課題内容:
以下の本文を、一字一句変えずに全文書き写してください。

ある日、他人のことなど知らぬ存ぜぬの邪な心を持ったトシリモという名前のキツネが、仲間と共にカイダムと呼ばれるニワトリ工場に盗みに入ります。
しかし、なんということでしょう。忍び込んだカイダムの中の様子は彼らが想像だにしなかった恐ろしい残酷な場所だったのです。数多くのニワトリたちが運命に絶望する地獄のような世界の中で、キツネたちは、一羽のヒヨコ、タックに出会います。タックはどういうわけか自らの運命をまったく知らず、キツネたちに心底懐いてしまうのでした。そして、トシリモが自らの都合のために話した根も葉もない嘘をまるっきり信じ切ってしまったことから、この物語は思わぬ方向へと動き始めます。

提供データ:
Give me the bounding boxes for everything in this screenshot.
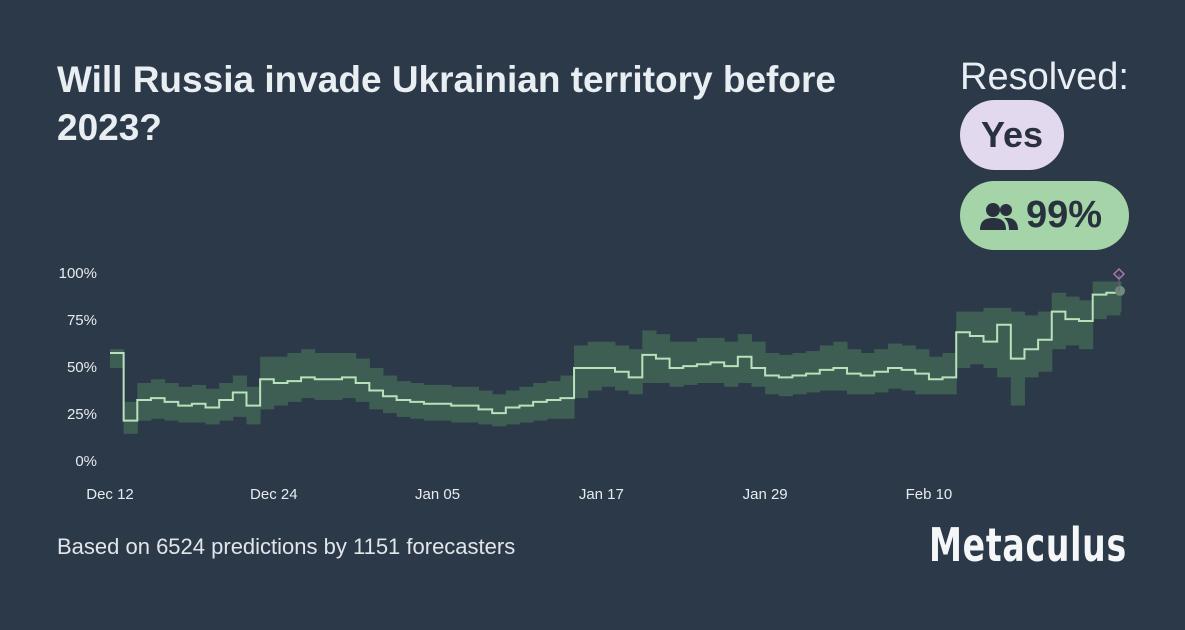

回答:
ある日、他人のことなど知らぬ存ぜぬの邪な心を持ったトシリモという名前のキツネが、仲間と共にカイダムと呼ばれるニワトリ工場に盗みに入ります。
しかし、なんということでしょう。忍び込んだカイダムの中の様子は彼らが想像だにしなかった恐ろしい残酷な場所だったのです。数多くのニワトリたちが運命に絶望する地獄のような世界の中で、キツネたちは、一羽のヒヨコ、タックに出会います。タックはどういうわけか自らの運命をまったく知らず、キツネたちに心底懐いてしまうのでした。そして、トシリモが自らの都合のために話した根も葉もない嘘をまるっきり信じ切ってしまったことから、この物語は思わぬ方向へと動き始めます。